**BRIEF:**
Write only the number of lines in the records beneath that hold "Moroski".

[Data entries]

*****

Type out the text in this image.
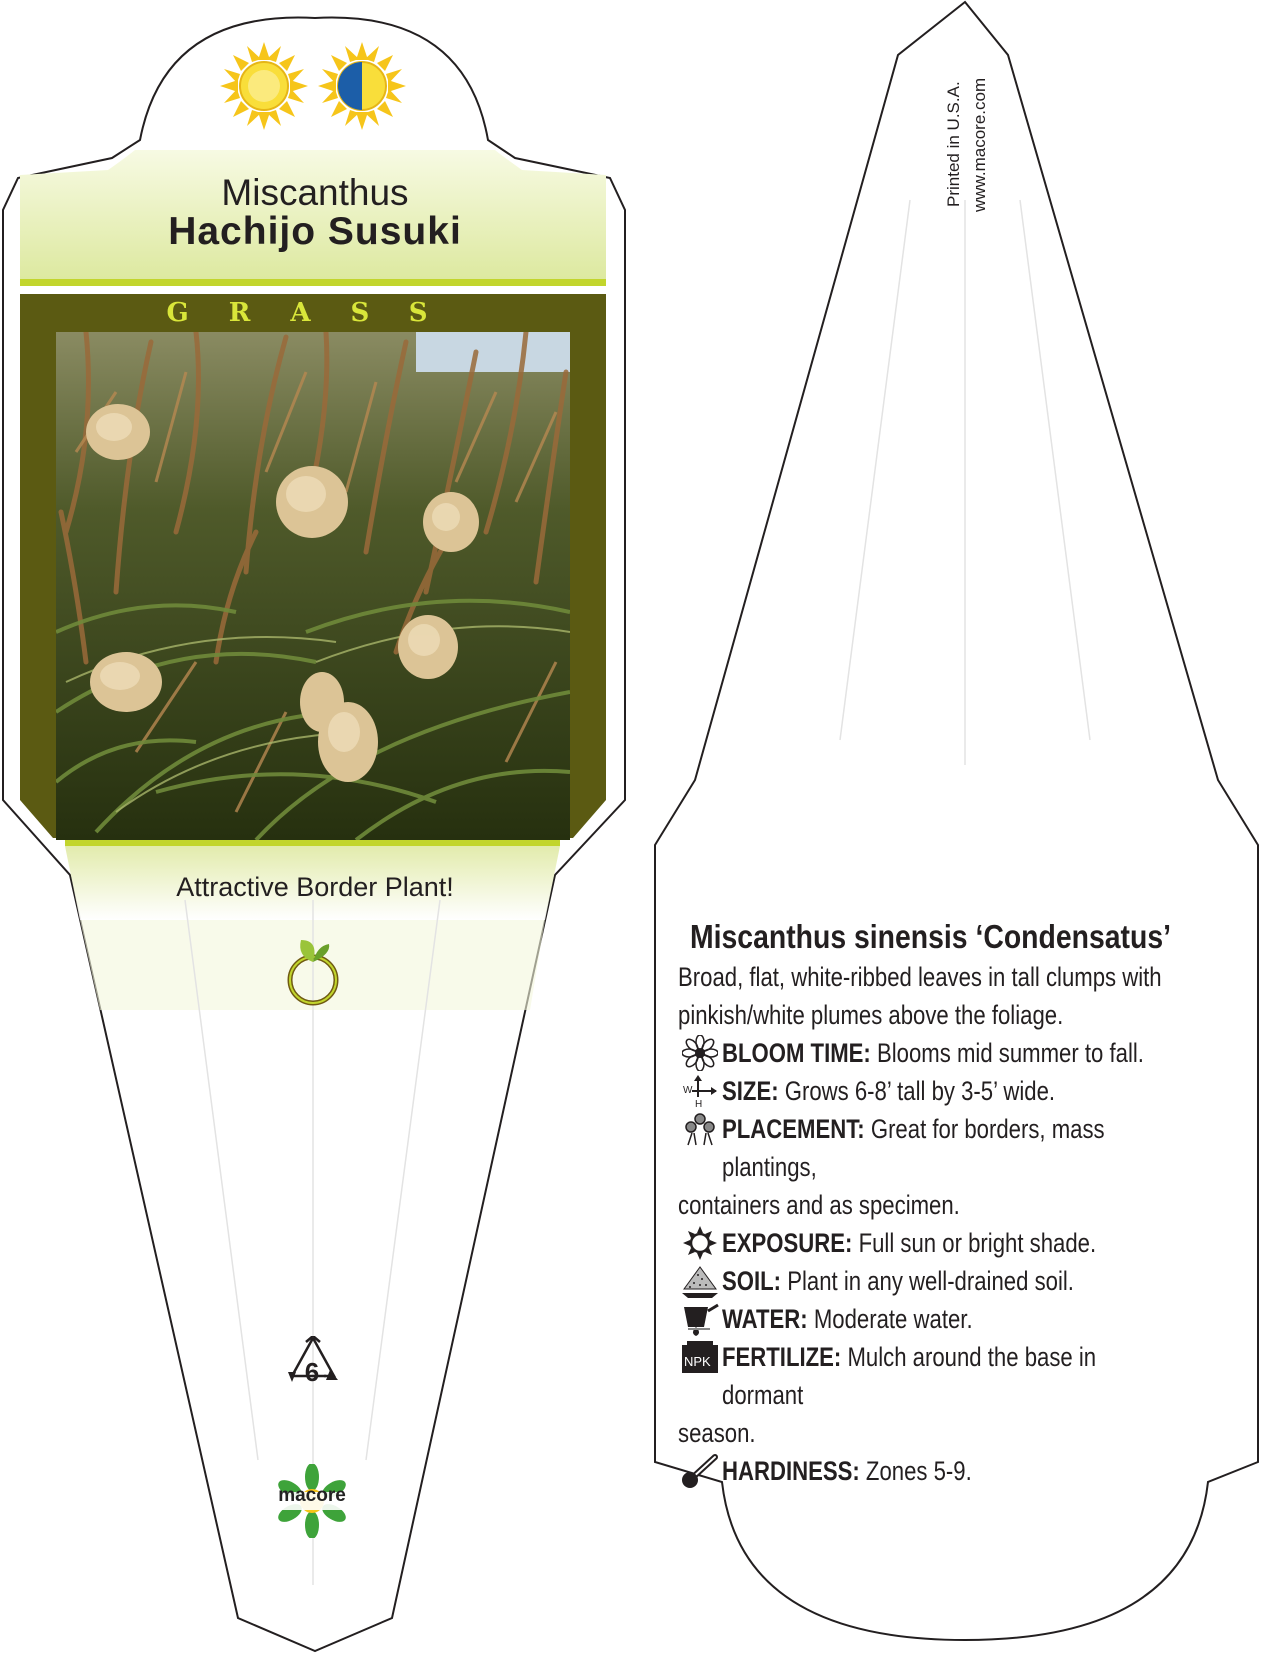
Miscanthus
Hachijo Susuki
GRASS
Attractive Border Plant!
6
macore
Printed in U.S.A. www.macore.com
Miscanthus sinensis ‘Condensatus’
Broad, flat, white-ribbed leaves in tall clumps with pinkish/white plumes above the foliage.
BLOOM TIME: Blooms mid summer to fall.
W
H SIZE: Grows 6-8’ tall by 3-5’ wide.
PLACEMENT: Great for borders, mass plantings,
containers and as specimen.
EXPOSURE: Full sun or bright shade.
SOIL: Plant in any well-drained soil.
WATER: Moderate water.
NPK FERTILIZE: Mulch around the base in dormant
season.
HARDINESS: Zones 5-9.
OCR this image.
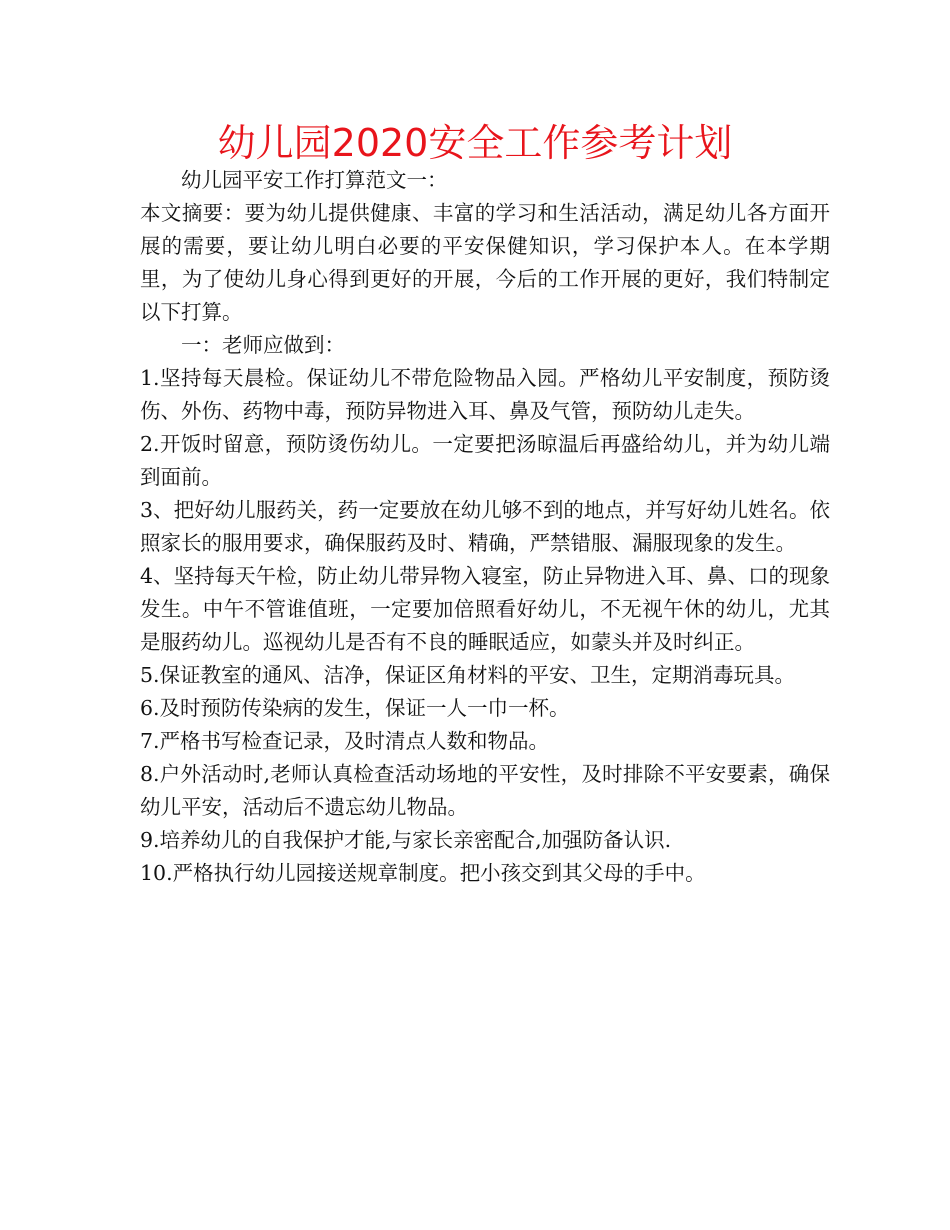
幼儿园2020安全工作参考计划

幼儿园平安工作打算范文一：

本文摘要：要为幼儿提供健康、丰富的学习和生活活动，满足幼儿各方面开展的需要，要让幼儿明白必要的平安保健知识，学习保护本人。在本学期里，为了使幼儿身心得到更好的开展，今后的工作开展的更好，我们特制定以下打算。

一：老师应做到：

1.坚持每天晨检。保证幼儿不带危险物品入园。严格幼儿平安制度，预防烫伤、外伤、药物中毒，预防异物进入耳、鼻及气管，预防幼儿走失。

2.开饭时留意，预防烫伤幼儿。一定要把汤晾温后再盛给幼儿，并为幼儿端到面前。

3、把好幼儿服药关，药一定要放在幼儿够不到的地点，并写好幼儿姓名。依照家长的服用要求，确保服药及时、精确，严禁错服、漏服现象的发生。

4、坚持每天午检，防止幼儿带异物入寝室，防止异物进入耳、鼻、口的现象发生。中午不管谁值班，一定要加倍照看好幼儿，不无视午休的幼儿，尤其是服药幼儿。巡视幼儿是否有不良的睡眠适应，如蒙头并及时纠正。

5.保证教室的通风、洁净，保证区角材料的平安、卫生，定期消毒玩具。

6.及时预防传染病的发生，保证一人一巾一杯。

7.严格书写检查记录，及时清点人数和物品。

8.户外活动时,老师认真检查活动场地的平安性，及时排除不平安要素，确保幼儿平安，活动后不遗忘幼儿物品。

9.培养幼儿的自我保护才能,与家长亲密配合,加强防备认识.

10.严格执行幼儿园接送规章制度。把小孩交到其父母的手中。
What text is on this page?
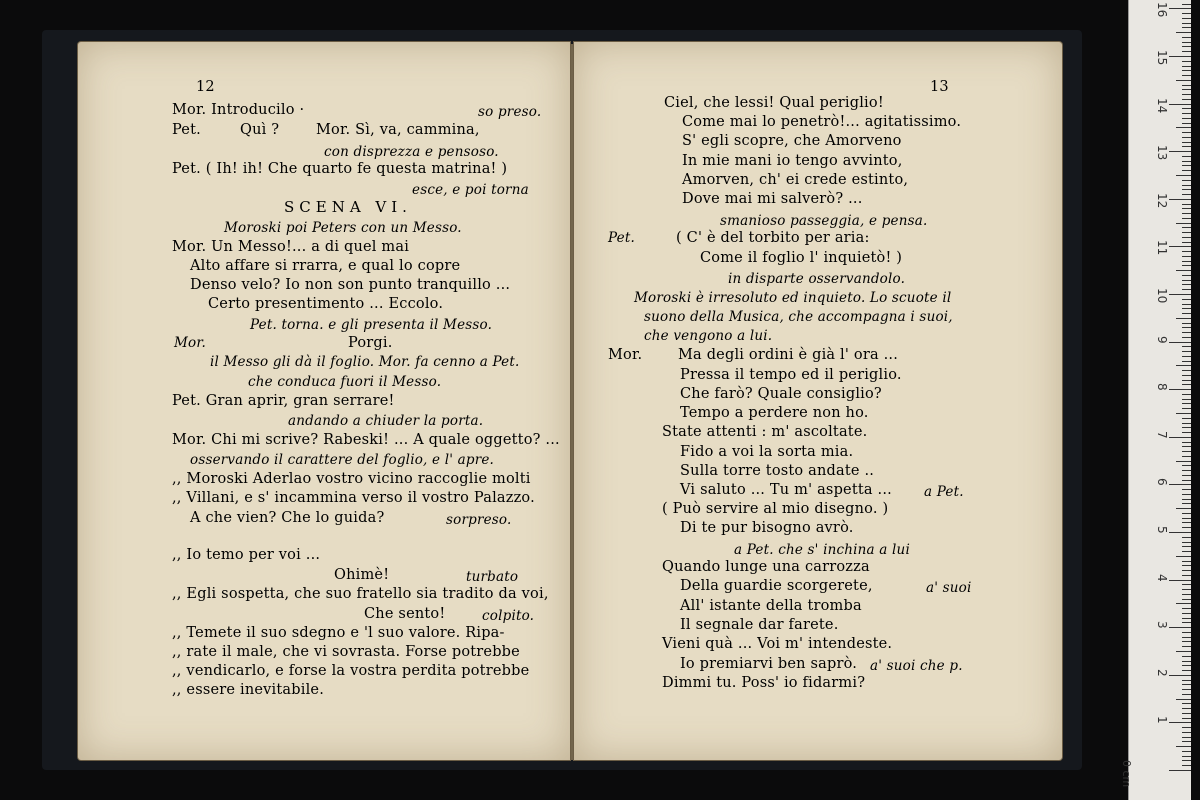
12
Mor. Introducilo ·	so preso.
Pet.	Quì ?	Mor. Sì, va, cammina,
con disprezza e pensoso.
Pet. ( Ih! ih! Che quarto fe questa matrina! )
esce, e poi torna
SCENA VI.
Moroski poi Peters con un Messo.
Mor. Un Messo!... a di quel mai
Alto affare si rrarra, e qual lo copre
Denso velo? Io non son punto tranquillo ...
Certo presentimento ... Eccolo.
Pet. torna. e gli presenta il Messo.
Mor.	Porgi.
il Messo gli dà il foglio. Mor. fa cenno a Pet.
che conduca fuori il Messo.
Pet. Gran aprir, gran serrare!
andando a chiuder la porta.
Mor. Chi mi scrive? Rabeski! ... A quale oggetto? ...
osservando il carattere del foglio, e l' apre.
,, Moroski Aderlao vostro vicino raccoglie molti
,, Villani, e s' incammina verso il vostro Palazzo.
A che vien? Che lo guida?	sorpreso.
,, Io temo per voi ...
Ohimè!	turbato
,, Egli sospetta, che suo fratello sia tradito da voi,
Che sento!	colpito.
,, Temete il suo sdegno e 'l suo valore. Ripa-
,, rate il male, che vi sovrasta. Forse potrebbe
,, vendicarlo, e forse la vostra perdita potrebbe
,, essere inevitabile.
13
Ciel, che lessi! Qual periglio!
Come mai lo penetrò!... agitatissimo.
S' egli scopre, che Amorveno
In mie mani io tengo avvinto,
Amorven, ch' ei crede estinto,
Dove mai mi salverò? ...
smanioso passeggia, e pensa.
Pet.	( C' è del torbito per aria:
Come il foglio l' inquietò! )
in disparte osservandolo.
Moroski è irresoluto ed inquieto. Lo scuote il
suono della Musica, che accompagna i suoi,
che vengono a lui.
Mor. Ma degli ordini è già l' ora ...
Pressa il tempo ed il periglio.
Che farò? Quale consiglio?
Tempo a perdere non ho.
State attenti : m' ascoltate.
Fido a voi la sorta mia.
Sulla torre tosto andate ..
Vi saluto ... Tu m' aspetta ... a Pet.
( Può servire al mio disegno. )
Di te pur bisogno avrò.
a Pet. che s' inchina a lui
Quando lunge una carrozza
Della guardie scorgerete,	a' suoi
All' istante della tromba
Il segnale dar farete.
Vieni quà ... Voi m' intendeste.
Io premiarvi ben saprò. a' suoi che p.
Dimmi tu. Poss' io fidarmi?
0 cm
1
2
3
4
5
6
7
8
9
10
11
12
13
14
15
16
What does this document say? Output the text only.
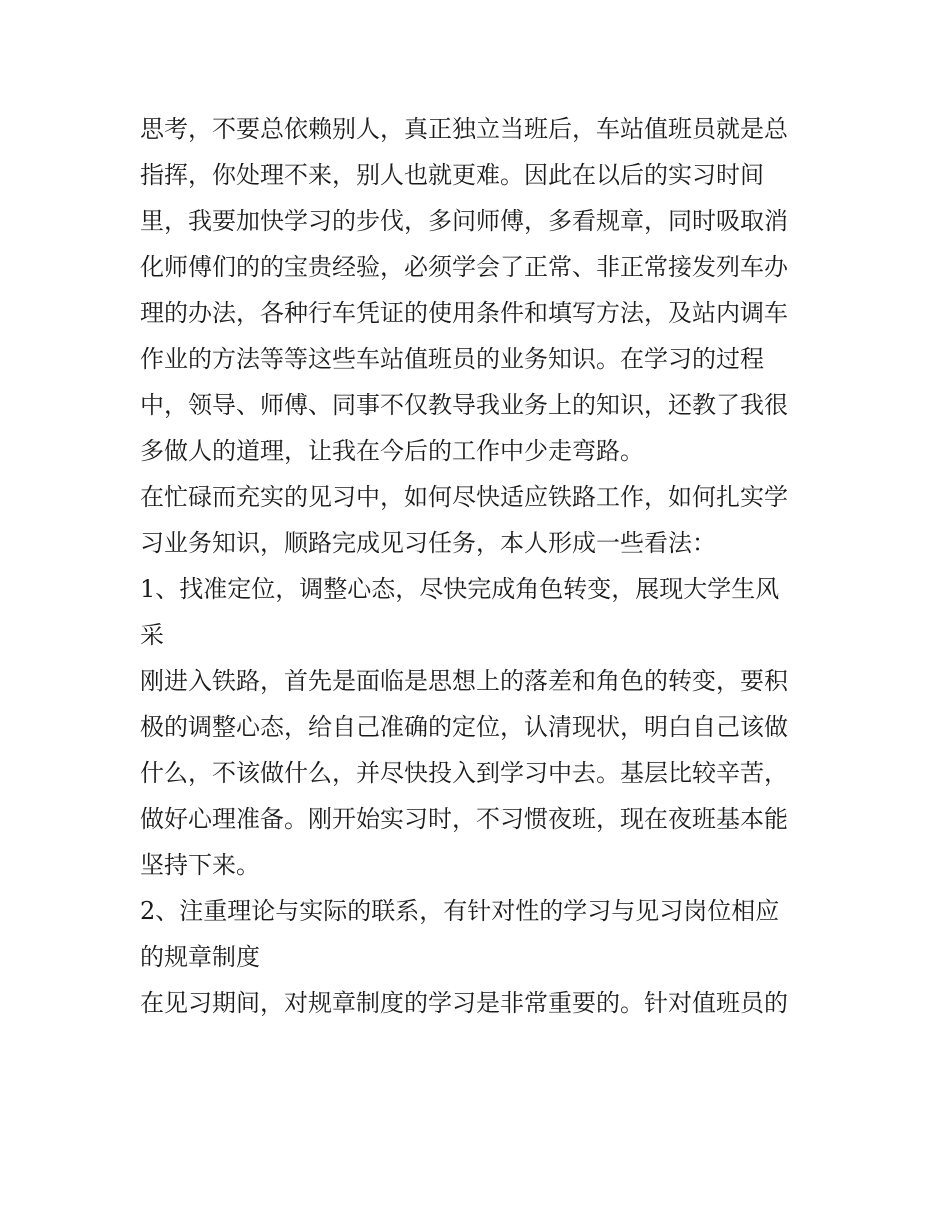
思考，不要总依赖别人，真正独立当班后，车站值班员就是总
指挥，你处理不来，别人也就更难。因此在以后的实习时间
里，我要加快学习的步伐，多问师傅，多看规章，同时吸取消
化师傅们的的宝贵经验，必须学会了正常、非正常接发列车办
理的办法，各种行车凭证的使用条件和填写方法，及站内调车
作业的方法等等这些车站值班员的业务知识。在学习的过程
中，领导、师傅、同事不仅教导我业务上的知识，还教了我很
多做人的道理，让我在今后的工作中少走弯路。
在忙碌而充实的见习中，如何尽快适应铁路工作，如何扎实学
习业务知识，顺路完成见习任务，本人形成一些看法：
1、找准定位，调整心态，尽快完成角色转变，展现大学生风
采
刚进入铁路，首先是面临是思想上的落差和角色的转变，要积
极的调整心态，给自己准确的定位，认清现状，明白自己该做
什么，不该做什么，并尽快投入到学习中去。基层比较辛苦，
做好心理准备。刚开始实习时，不习惯夜班，现在夜班基本能
坚持下来。
2、注重理论与实际的联系，有针对性的学习与见习岗位相应
的规章制度
在见习期间，对规章制度的学习是非常重要的。针对值班员的
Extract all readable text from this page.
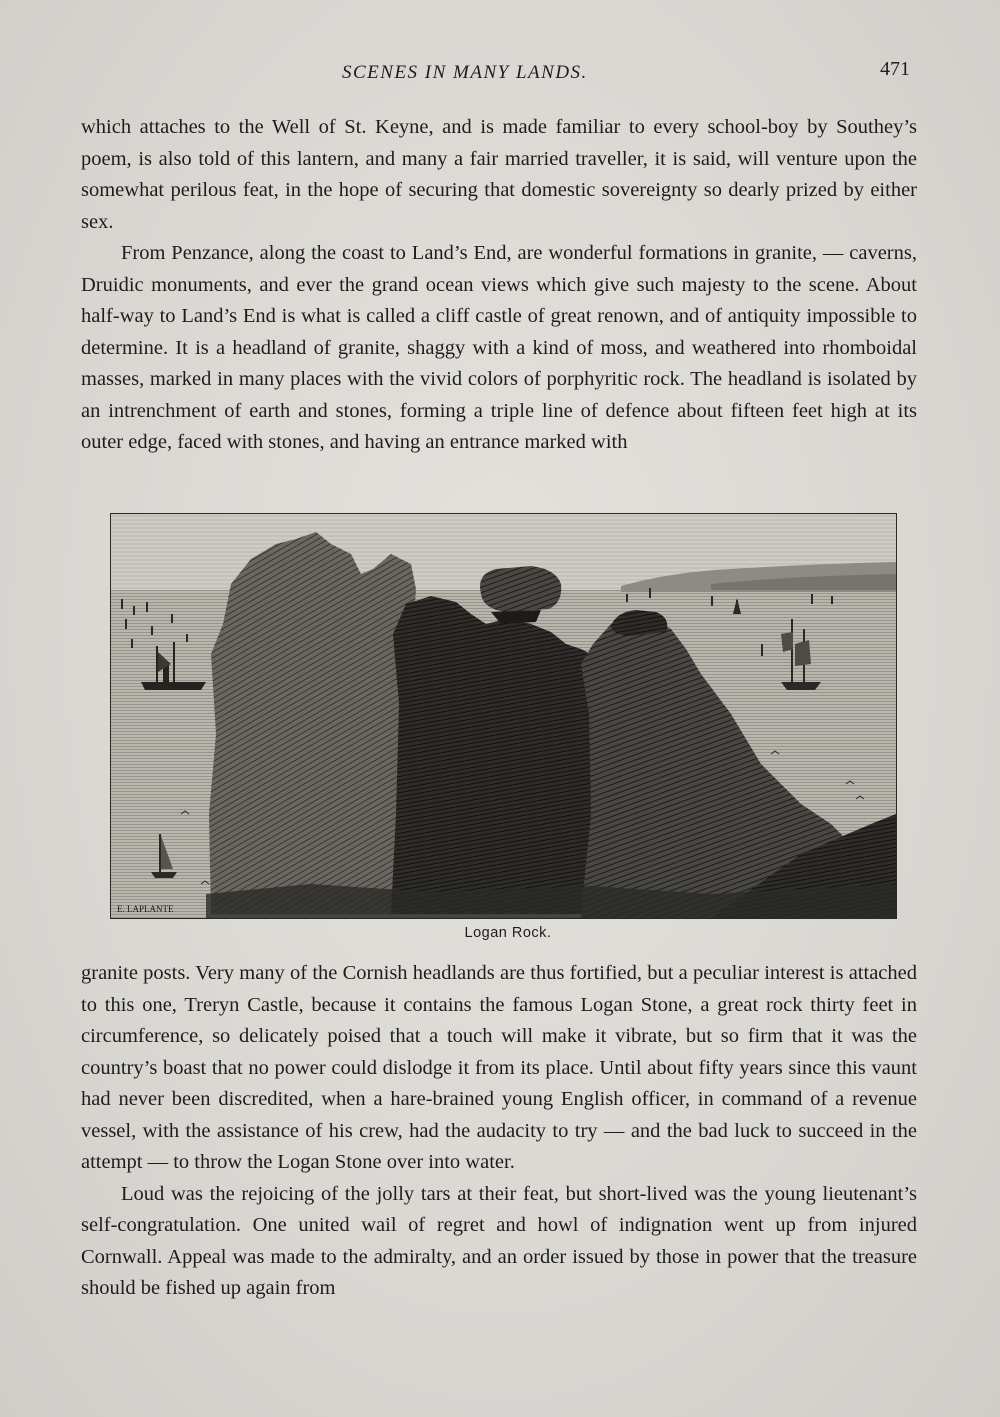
SCENES IN MANY LANDS.	471

which attaches to the Well of St. Keyne, and is made familiar to every school-boy by Southey’s poem, is also told of this lantern, and many a fair married traveller, it is said, will venture upon the somewhat perilous feat, in the hope of securing that domestic sovereignty so dearly prized by either sex.

From Penzance, along the coast to Land’s End, are wonderful formations in granite, — caverns, Druidic monuments, and ever the grand ocean views which give such majesty to the scene. About half-way to Land’s End is what is called a cliff castle of great renown, and of antiquity impossible to determine. It is a headland of granite, shaggy with a kind of moss, and weathered into rhomboidal masses, marked in many places with the vivid colors of porphyritic rock. The headland is isolated by an intrenchment of earth and stones, forming a triple line of defence about fifteen feet high at its outer edge, faced with stones, and having an entrance marked with

E. LAPLANTE
Logan Rock.

granite posts. Very many of the Cornish headlands are thus fortified, but a peculiar interest is attached to this one, Treryn Castle, because it contains the famous Logan Stone, a great rock thirty feet in circumference, so delicately poised that a touch will make it vibrate, but so firm that it was the country’s boast that no power could dislodge it from its place. Until about fifty years since this vaunt had never been discredited, when a hare-brained young English officer, in command of a revenue vessel, with the assistance of his crew, had the audacity to try — and the bad luck to succeed in the attempt — to throw the Logan Stone over into water.

Loud was the rejoicing of the jolly tars at their feat, but short-lived was the young lieutenant’s self-congratulation. One united wail of regret and howl of indignation went up from injured Cornwall. Appeal was made to the admiralty, and an order issued by those in power that the treasure should be fished up again from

*****

**RESPONSE TO THE EXERCISE:**
3